### [Records for this task]
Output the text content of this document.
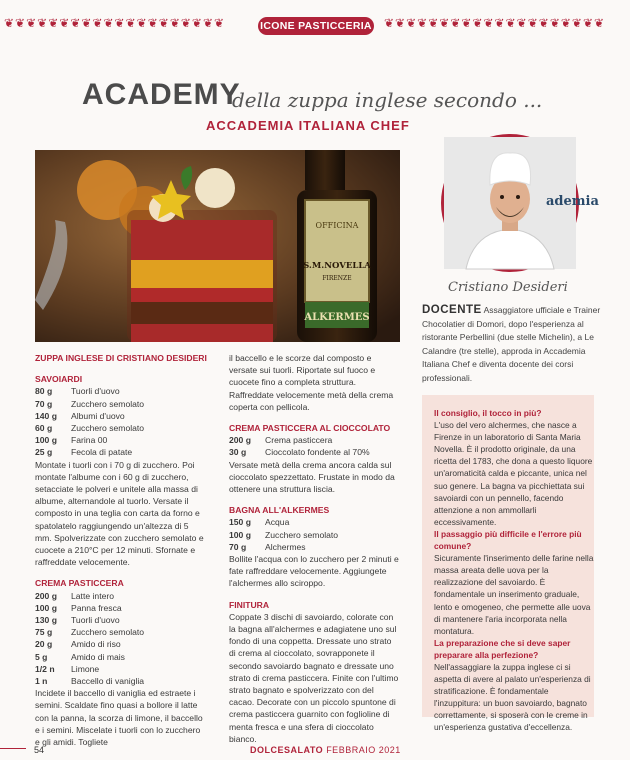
❦❦❦❦❦❦❦❦❦❦❦❦❦❦❦❦❦❦❦❦	ICONE PASTICCERIA ❦❦❦❦❦❦❦❦❦❦❦❦❦❦❦❦❦❦❦❦
ACADEMY
della zuppa inglese secondo ...
ACCADEMIA ITALIANA CHEF
OFFICINA
S.M.NOVELLA
FIRENZE
ALKERMES
ademia
Cristiano Desideri
DOCENTE Assaggiatore ufficiale e Trainer Chocolatier di Domori, dopo l'esperienza al ristorante Perbellini (due stelle Michelin), a Le Calandre (tre stelle), approda in Accademia Italiana Chef e diventa docente dei corsi professionali.

ZUPPA INGLESE DI CRISTIANO DESIDERI

SAVOIARDI

80 g	Tuorli d'uovo
70 g	Zucchero semolato
140 g	Albumi d'uovo
60 g	Zucchero semolato
100 g	Farina 00
25 g	Fecola di patate

Montate i tuorli con i 70 g di zucchero. Poi montate l'albume con i 60 g di zucchero, setacciate le polveri e unitele alla massa di albume, alternandole al tuorlo. Versate il composto in una teglia con carta da forno e spatolatelo raggiungendo un'altezza di 5 mm. Spolverizzate con zucchero semolato e cuocete a 210°C per 12 minuti. Sfornate e raffreddate velocemente.

CREMA PASTICCERA

200 g	Latte intero
100 g	Panna fresca
130 g	Tuorli d'uovo
75 g	Zucchero semolato
20 g	Amido di riso
5 g	Amido di mais
1/2 n	Limone
1 n	Baccello di vaniglia

Incidete il baccello di vaniglia ed estraete i semini. Scaldate fino quasi a bollore il latte con la panna, la scorza di limone, il baccello e i semini. Miscelate i tuorli con lo zucchero e gli amidi. Togliete

il baccello e le scorze dal composto e versate sui tuorli. Riportate sul fuoco e cuocete fino a completa struttura. Raffreddate velocemente metà della crema coperta con pellicola.

CREMA PASTICCERA AL CIOCCOLATO

200 g	Crema pasticcera
30 g	Cioccolato fondente al 70%

Versate metà della crema ancora calda sul cioccolato spezzettato. Frustate in modo da ottenere una struttura liscia.

BAGNA ALL'ALKERMES

150 g	Acqua
100 g	Zucchero semolato
70 g	Alchermes

Bollite l'acqua con lo zucchero per 2 minuti e fate raffreddare velocemente. Aggiungete l'alchermes allo sciroppo.

FINITURA

Coppate 3 dischi di savoiardo, colorate con la bagna all'alchermes e adagiatene uno sul fondo di una coppetta. Dressate uno strato di crema al cioccolato, sovrapponete il secondo savoiardo bagnato e dressate uno strato di crema pasticcera. Finite con l'ultimo strato bagnato e spolverizzato con del cacao. Decorate con un piccolo spuntone di crema pasticcera guarnito con foglioline di menta fresca e una sfera di cioccolato bianco.

Il consiglio, il tocco in più?

L'uso del vero alchermes, che nasce a Firenze in un laboratorio di Santa Maria Novella. È il prodotto originale, da una ricetta del 1783, che dona a questo liquore un'aromaticità calda e piccante, unica nel suo genere. La bagna va picchiettata sui savoiardi con un pennello, facendo attenzione a non ammollarli eccessivamente.

Il passaggio più difficile e l'errore più comune?

Sicuramente l'inserimento delle farine nella massa areata delle uova per la realizzazione del savoiardo. È fondamentale un inserimento graduale, lento e omogeneo, che permette alle uova di mantenere l'aria incorporata nella montatura.

La preparazione che si deve saper preparare alla perfezione?

Nell'assaggiare la zuppa inglese ci si aspetta di avere al palato un'esperienza di stratificazione. È fondamentale l'inzuppitura: un buon savoiardo, bagnato correttamente, si sposerà con le creme in un'esperienza gustativa d'eccellenza.

54	DOLCESALATO FEBBRAIO 2021
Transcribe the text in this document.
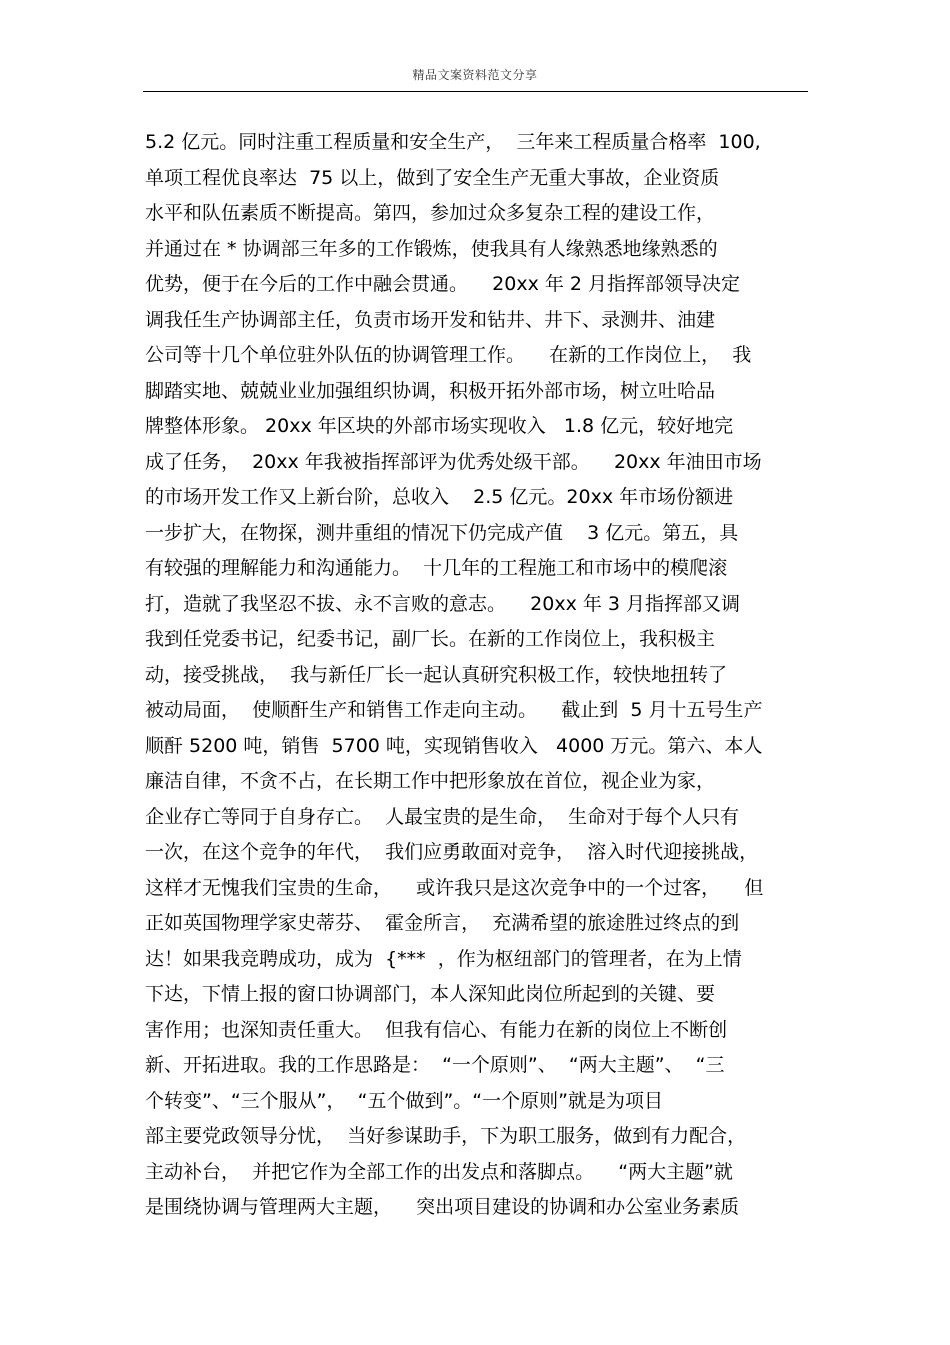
精品文案资料范文分享
5.2 亿元。同时注重工程质量和安全生产，  三年来工程质量合格率  100,
单项工程优良率达  75 以上，做到了安全生产无重大事故，企业资质
水平和队伍素质不断提高。第四，参加过众多复杂工程的建设工作，
并通过在 * 协调部三年多的工作锻炼，使我具有人缘熟悉地缘熟悉的
优势，便于在今后的工作中融会贯通。    20xx 年 2 月指挥部领导决定
调我任生产协调部主任，负责市场开发和钻井、井下、录测井、油建
公司等十几个单位驻外队伍的协调管理工作。    在新的工作岗位上，  我
脚踏实地、兢兢业业加强组织协调，积极开拓外部市场，树立吐哈品
牌整体形象。 20xx 年区块的外部市场实现收入   1.8 亿元，较好地完
成了任务，  20xx 年我被指挥部评为优秀处级干部。    20xx 年油田市场
的市场开发工作又上新台阶，总收入    2.5 亿元。20xx 年市场份额进
一步扩大，在物探，测井重组的情况下仍完成产值    3 亿元。第五，具
有较强的理解能力和沟通能力。  十几年的工程施工和市场中的模爬滚
打，造就了我坚忍不拔、永不言败的意志。    20xx 年 3 月指挥部又调
我到任党委书记，纪委书记，副厂长。在新的工作岗位上，我积极主
动，接受挑战，  我与新任厂长一起认真研究积极工作，较快地扭转了
被动局面，  使顺酐生产和销售工作走向主动。    截止到  5 月十五号生产
顺酐 5200 吨，销售  5700 吨，实现销售收入   4000 万元。第六、本人
廉洁自律，不贪不占，在长期工作中把形象放在首位，视企业为家，
企业存亡等同于自身存亡。  人最宝贵的是生命，  生命对于每个人只有
一次，在这个竞争的年代，  我们应勇敢面对竞争，  溶入时代迎接挑战，
这样才无愧我们宝贵的生命，    或许我只是这次竞争中的一个过客，    但
正如英国物理学家史蒂芬、  霍金所言，  充满希望的旅途胜过终点的到
达！如果我竞聘成功，成为  {***  ，作为枢纽部门的管理者，在为上情
下达，下情上报的窗口协调部门，本人深知此岗位所起到的关键、要
害作用；也深知责任重大。  但我有信心、有能力在新的岗位上不断创
新、开拓进取。我的工作思路是：  “一个原则”、  “两大主题”、  “三
个转变”、“三个服从”，  “五个做到”。“一个原则”就是为项目
部主要党政领导分忧，  当好参谋助手，下为职工服务，做到有力配合，
主动补台，  并把它作为全部工作的出发点和落脚点。    “两大主题”就
是围绕协调与管理两大主题，    突出项目建设的协调和办公室业务素质
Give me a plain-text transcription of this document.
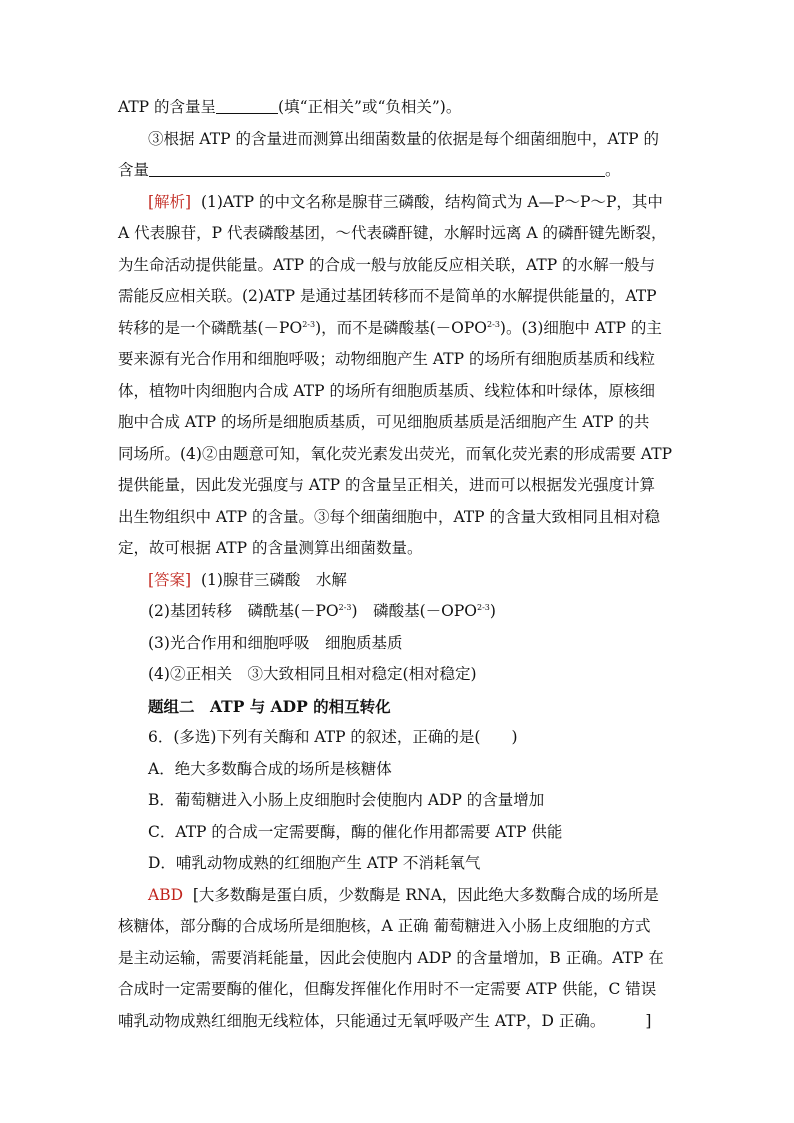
ATP 的含量呈	(填“正相关”或“负相关”)。
③根据 ATP 的含量进而测算出细菌数量的依据是每个细菌细胞中，ATP 的
含量	。
[解析] (1)ATP 的中文名称是腺苷三磷酸，结构简式为 A—P～P～P，其中
A 代表腺苷，P 代表磷酸基团，～代表磷酐键，水解时远离 A 的磷酐键先断裂，
为生命活动提供能量。ATP 的合成一般与放能反应相关联，ATP 的水解一般与
需能反应相关联。(2)ATP 是通过基团转移而不是简单的水解提供能量的，ATP
转移的是一个磷酰基$(-PO^{2-3})$，而不是磷酸基$(-OPO^{2-3})$。(3)细胞中 ATP 的主
要来源有光合作用和细胞呼吸；动物细胞产生 ATP 的场所有细胞质基质和线粒
体，植物叶肉细胞内合成 ATP 的场所有细胞质基质、线粒体和叶绿体，原核细
胞中合成 ATP 的场所是细胞质基质，可见细胞质基质是活细胞产生 ATP 的共
同场所。(4)②由题意可知，氧化荧光素发出荧光，而氧化荧光素的形成需要 ATP
提供能量，因此发光强度与 ATP 的含量呈正相关，进而可以根据发光强度计算
出生物组织中 ATP 的含量。③每个细菌细胞中，ATP 的含量大致相同且相对稳
定，故可根据 ATP 的含量测算出细菌数量。
[答案] (1)腺苷三磷酸　水解
(2)基团转移　磷酰基$(-PO^{2-3})$　磷酸基$(-OPO^{2-3})$
(3)光合作用和细胞呼吸　细胞质基质
(4)②正相关　③大致相同且相对稳定(相对稳定)
题组二　ATP 与 ADP 的相互转化
6．(多选)下列有关酶和 ATP 的叙述，正确的是(　　)
A．绝大多数酶合成的场所是核糖体
B．葡萄糖进入小肠上皮细胞时会使胞内 ADP 的含量增加
C．ATP 的合成一定需要酶，酶的催化作用都需要 ATP 供能
D．哺乳动物成熟的红细胞产生 ATP 不消耗氧气
ABD [大多数酶是蛋白质，少数酶是 RNA，因此绝大多数酶合成的场所是
核糖体，部分酶的合成场所是细胞核，A 正确 葡萄糖进入小肠上皮细胞的方式
是主动运输，需要消耗能量，因此会使胞内 ADP 的含量增加，B 正确。ATP 在
合成时一定需要酶的催化，但酶发挥催化作用时不一定需要 ATP 供能，C 错误
哺乳动物成熟红细胞无线粒体，只能通过无氧呼吸产生 ATP，D 正确。	]
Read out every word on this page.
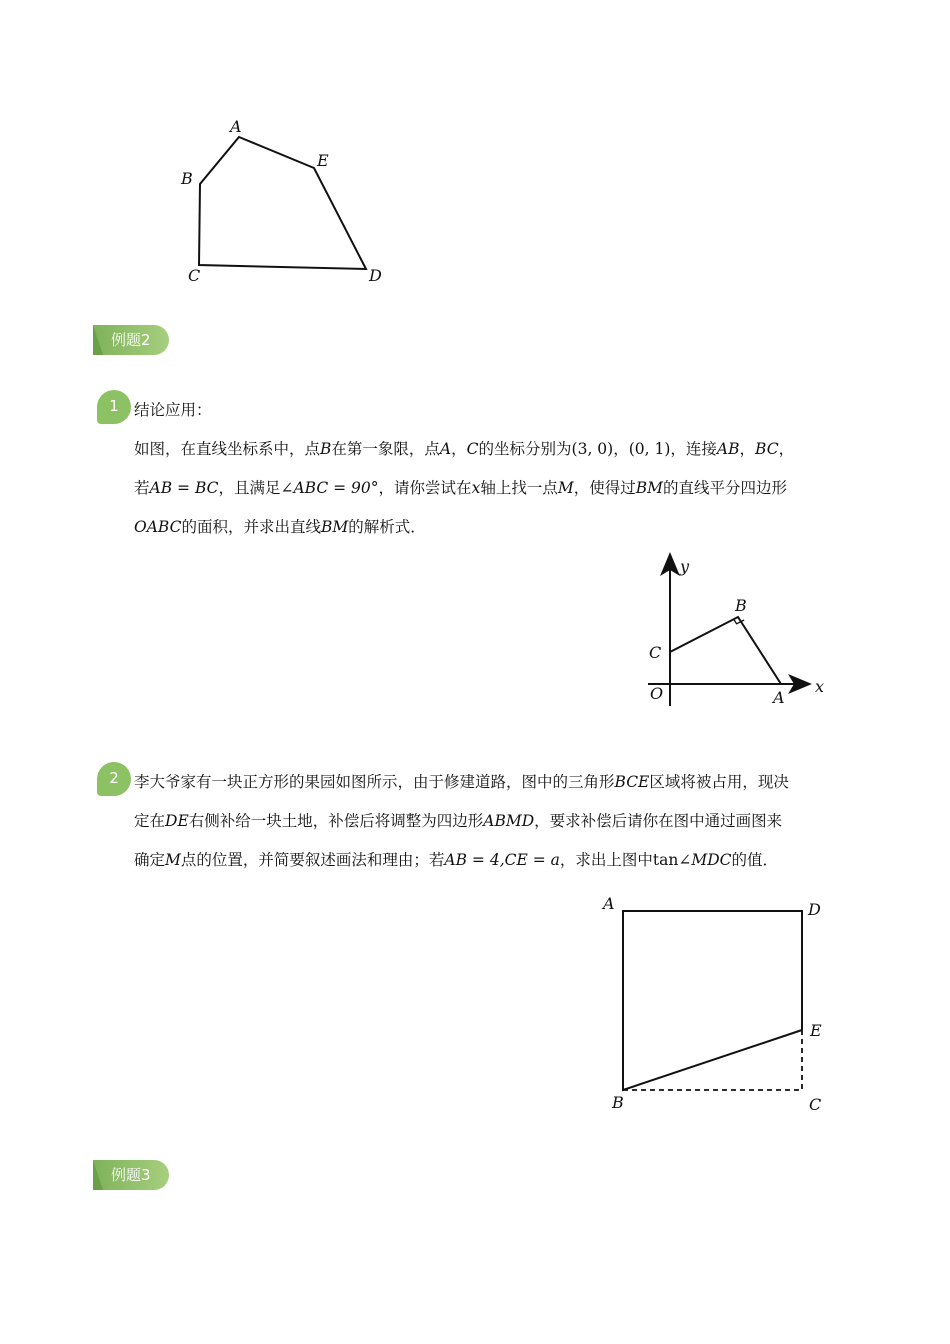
A
E
B
C	D
例题2
1 结论应用：
如图，在直线坐标系中，点B在第一象限，点A，C的坐标分别为(3, 0)，(0, 1)，连接AB，BC，
若AB = BC，且满足∠ABC = 90°，请你尝试在x轴上找一点M，使得过BM的直线平分四边形
OABC的面积，并求出直线BM的解析式．
y
B
C
O	A
x
2 李大爷家有一块正方形的果园如图所示，由于修建道路，图中的三角形BCE区域将被占用，现决
定在DE右侧补给一块土地，补偿后将调整为四边形ABMD，要求补偿后请你在图中通过画图来
确定M点的位置，并简要叙述画法和理由；若AB = 4,CE = a，求出上图中tan∠MDC的值．
A	D
E
B	C
例题3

### [What you will do]
Extract, from the material above, each line holding the word "alla".

### [Answer to the task]
Montate i tuorli con i 70 g di zucchero. Poi montate l'albume con i 60 g di zucchero, setacciate le polveri e unitele alla massa di albume, alternandole al tuorlo. Versate il composto in una teglia con carta da forno e spatolatelo raggiungendo un'altezza di 5 mm. Spolverizzate con zucchero semolato e cuocete a 210°C per 12 minuti. Sfornate e raffreddate velocemente.
La preparazione che si deve saper preparare alla perfezione?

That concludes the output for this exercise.